Copy the records below exactly as they appear.

▼

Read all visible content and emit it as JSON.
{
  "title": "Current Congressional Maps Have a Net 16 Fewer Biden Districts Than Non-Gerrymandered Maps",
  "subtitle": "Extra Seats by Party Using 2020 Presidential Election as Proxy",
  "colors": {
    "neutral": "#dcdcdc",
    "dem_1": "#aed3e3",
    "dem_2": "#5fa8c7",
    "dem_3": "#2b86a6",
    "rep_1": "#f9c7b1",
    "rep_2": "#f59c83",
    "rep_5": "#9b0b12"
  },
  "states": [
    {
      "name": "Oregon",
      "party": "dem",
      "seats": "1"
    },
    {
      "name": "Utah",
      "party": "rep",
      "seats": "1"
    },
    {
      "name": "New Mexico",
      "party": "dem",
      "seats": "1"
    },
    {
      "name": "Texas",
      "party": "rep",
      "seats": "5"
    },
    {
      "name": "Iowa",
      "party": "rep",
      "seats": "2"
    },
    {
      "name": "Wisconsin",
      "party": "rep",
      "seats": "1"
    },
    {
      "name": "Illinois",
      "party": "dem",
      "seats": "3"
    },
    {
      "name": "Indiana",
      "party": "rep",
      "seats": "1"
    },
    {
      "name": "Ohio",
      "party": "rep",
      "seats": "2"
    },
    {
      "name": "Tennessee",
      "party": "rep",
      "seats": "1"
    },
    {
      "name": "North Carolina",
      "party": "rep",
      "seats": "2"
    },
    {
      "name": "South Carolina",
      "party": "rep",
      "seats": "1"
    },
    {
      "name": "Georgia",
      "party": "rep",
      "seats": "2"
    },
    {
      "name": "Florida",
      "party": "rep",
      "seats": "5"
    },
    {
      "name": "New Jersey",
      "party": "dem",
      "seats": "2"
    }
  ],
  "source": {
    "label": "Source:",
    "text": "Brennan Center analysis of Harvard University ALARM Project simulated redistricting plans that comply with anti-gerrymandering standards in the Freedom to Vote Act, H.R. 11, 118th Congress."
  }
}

▲

- [SOLUTION TO THIS EXERCISE]
Read all visible content and emit it as JSON.
{
  "title": "Current Congressional Maps Have a Net 16 Fewer Biden Districts Than Non-Gerrymandered Maps",
  "subtitle": "Extra Seats by Party Using 2020 Presidential Election as Proxy",
  "colors": {
    "neutral": "#dcdcdc",
    "dem_1": "#aed3e3",
    "dem_2": "#5fa8c7",
    "dem_3": "#2b86a6",
    "rep_1": "#f9c7b1",
    "rep_2": "#f59c83",
    "rep_5": "#9b0b12"
  },
  "states": [
    {
      "name": "Oregon",
      "party": "dem",
      "seats": "1"
    },
    {
      "name": "Utah",
      "party": "rep",
      "seats": "1"
    },
    {
      "name": "New Mexico",
      "party": "dem",
      "seats": "1"
    },
    {
      "name": "Texas",
      "party": "rep",
      "seats": "5"
    },
    {
      "name": "Iowa",
      "party": "rep",
      "seats": "2"
    },
    {
      "name": "Wisconsin",
      "party": "rep",
      "seats": "1"
    },
    {
      "name": "Illinois",
      "party": "dem",
      "seats": "3"
    },
    {
      "name": "Indiana",
      "party": "rep",
      "seats": "1"
    },
    {
      "name": "Ohio",
      "party": "rep",
      "seats": "2"
    },
    {
      "name": "Tennessee",
      "party": "rep",
      "seats": "1"
    },
    {
      "name": "North Carolina",
      "party": "rep",
      "seats": "2"
    },
    {
      "name": "South Carolina",
      "party": "rep",
      "seats": "1"
    },
    {
      "name": "Georgia",
      "party": "rep",
      "seats": "2"
    },
    {
      "name": "Florida",
      "party": "rep",
      "seats": "5"
    },
    {
      "name": "New Jersey",
      "party": "dem",
      "seats": "2"
    }
  ],
  "source": {
    "label": "Source:",
    "text": "Brennan Center analysis of Harvard University ALARM Project simulated redistricting plans that comply with anti-gerrymandering standards in the Freedom to Vote Act, H.R. 11, 118th Congress."
  }
}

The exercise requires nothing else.